**Task to complete**
From the records, pick out and copy each line containing "faites".

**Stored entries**
::::

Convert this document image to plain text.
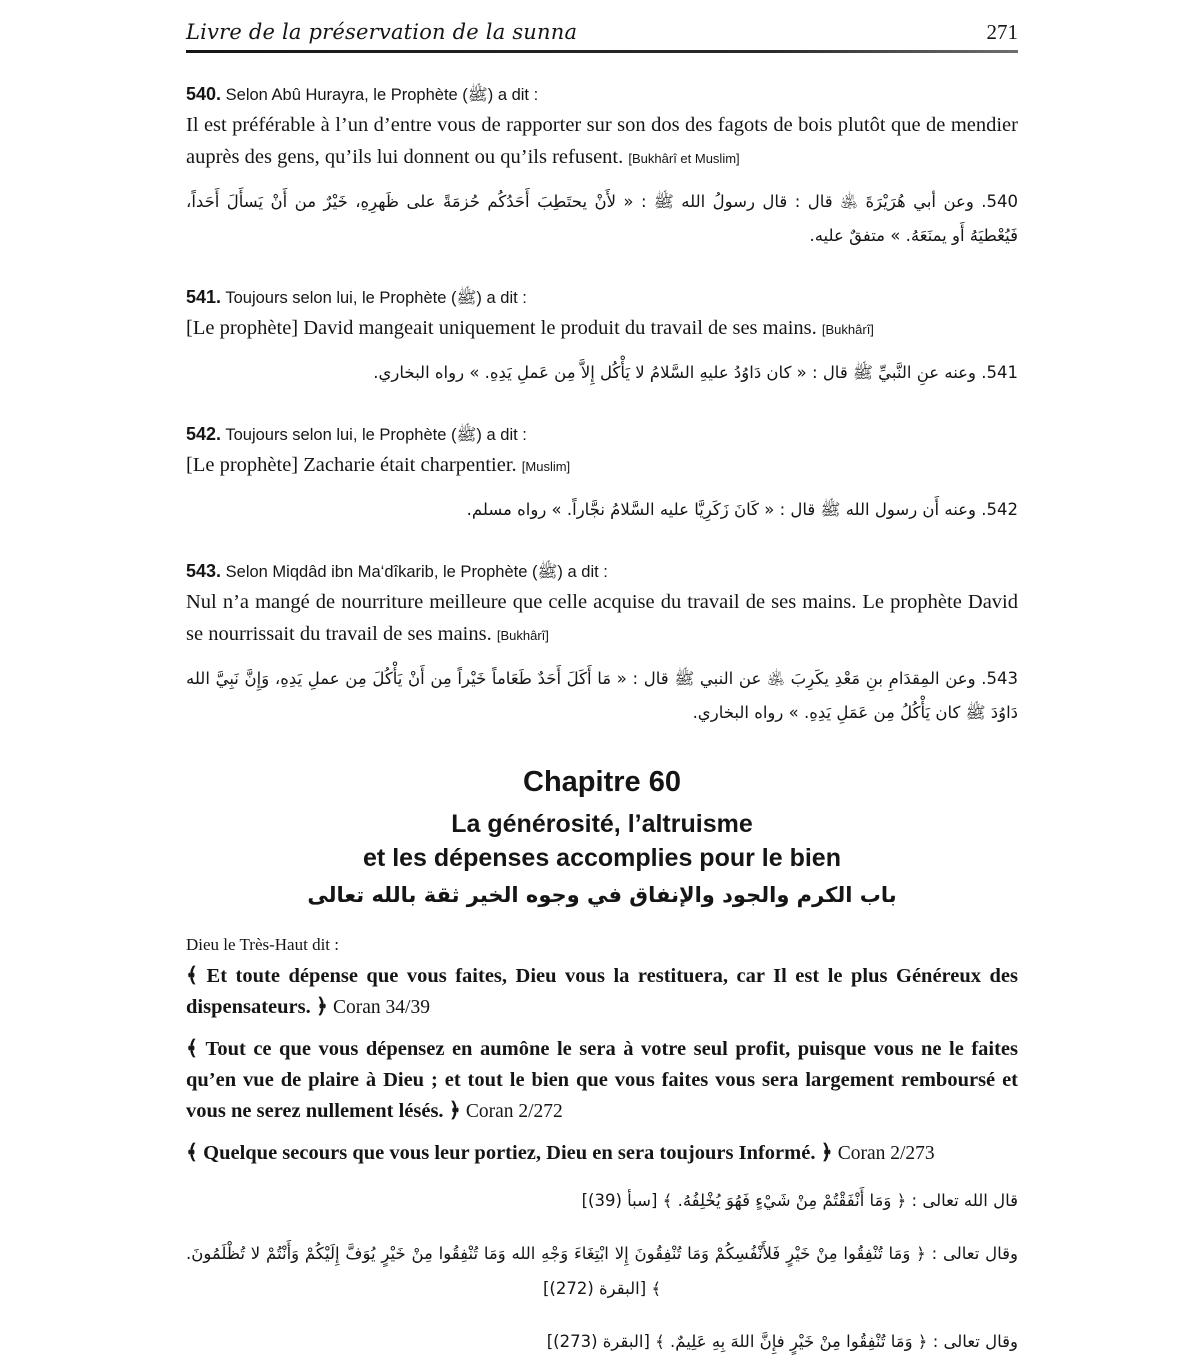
Livre de la préservation de la sunna	271

540. Selon Abû Hurayra, le Prophète (ﷺ) a dit :

Il est préférable à l’un d’entre vous de rapporter sur son dos des fagots de bois plutôt que de mendier auprès des gens, qu’ils lui donnent ou qu’ils refusent. [Bukhârî et Muslim]

540. وعن أبي هُرَيْرَةَ ﵁ قال : قال رسولُ الله ﷺ : « لأَنْ يحتَطِبَ أَحَدُكُم حُزمَةً على ظَهرِهِ، خَيْرٌ من أَنْ يَسأَلَ أَحَداً، فَيُعْطيَهُ أَو يمنَعَهُ. » متفقٌ عليه.

541. Toujours selon lui, le Prophète (ﷺ) a dit :

[Le prophète] David mangeait uniquement le produit du travail de ses mains. [Bukhârî]

541. وعنه عنِ النَّبيِّ ﷺ قال : « كان دَاوُدُ عليهِ السَّلامُ لا يَأْكُل إِلاَّ مِن عَملِ يَدِهِ. » رواه البخاري.

542. Toujours selon lui, le Prophète (ﷺ) a dit :

[Le prophète] Zacharie était charpentier. [Muslim]

542. وعنه أَن رسول الله ﷺ قال : « كَانَ زَكَرِيَّا عليه السَّلامُ نجَّاراً. » رواه مسلم.

543. Selon Miqdâd ibn Ma‘dîkarib, le Prophète (ﷺ) a dit :

Nul n’a mangé de nourriture meilleure que celle acquise du travail de ses mains. Le prophète David se nourrissait du travail de ses mains. [Bukhârî]

543. وعن المِقدَامِ بنِ مَعْدِ يكَرِبَ ﵁ عن النبي ﷺ قال : « مَا أَكَلَ أَحَدٌ طَعَاماً خَيْراً مِن أَنْ يَأْكُلَ مِن عملِ يَدِهِ، وَإِنَّ نَبِيَّ الله دَاوُدَ ﷺ كان يَأْكُلُ مِن عَمَلِ يَدِهِ. » رواه البخاري.

Chapitre 60
La générosité, l’altruisme
et les dépenses accomplies pour le bien
باب الكرم والجود والإنفاق في وجوه الخير ثقة بالله تعالى

Dieu le Très-Haut dit :

﴾ Et toute dépense que vous faites, Dieu vous la restituera, car Il est le plus Généreux des dispensateurs. ﴿ Coran 34/39

﴾ Tout ce que vous dépensez en aumône le sera à votre seul profit, puisque vous ne le faites qu’en vue de plaire à Dieu ; et tout le bien que vous faites vous sera largement remboursé et vous ne serez nullement lésés. ﴿ Coran 2/272

﴾ Quelque secours que vous leur portiez, Dieu en sera toujours Informé. ﴿ Coran 2/273

قال الله تعالى : ﴿ وَمَا أَنْفَقْتُمْ مِنْ شَيْءٍ فَهُوَ يُخْلِفُهُ. ﴾ [سبأ (39)]

وقال تعالى : ﴿ وَمَا تُنْفِقُوا مِنْ خَيْرٍ فَلأَنْفُسِكُمْ وَمَا تُنْفِقُونَ إِلا ابْتِغَاءَ وَجْهِ الله وَمَا تُنْفِقُوا مِنْ خَيْرٍ يُوَفَّ إِلَيْكُمْ وَأَنْتُمْ لا تُظْلَمُونَ. ﴾ [البقرة (272)]

وقال تعالى : ﴿ وَمَا تُنْفِقُوا مِنْ خَيْرٍ فإِنَّ اللهَ بِهِ عَلِيمٌ. ﴾ [البقرة (273)]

::::

**Answer below**
﴾ Et toute dépense que vous faites, Dieu vous la restituera, car Il est le plus Généreux des dispensateurs. ﴿ Coran 34/39
﴾ Tout ce que vous dépensez en aumône le sera à votre seul profit, puisque vous ne le faites qu’en vue de plaire à Dieu ; et tout le bien que vous faites vous sera largement remboursé et vous ne serez nullement lésés. ﴿ Coran 2/272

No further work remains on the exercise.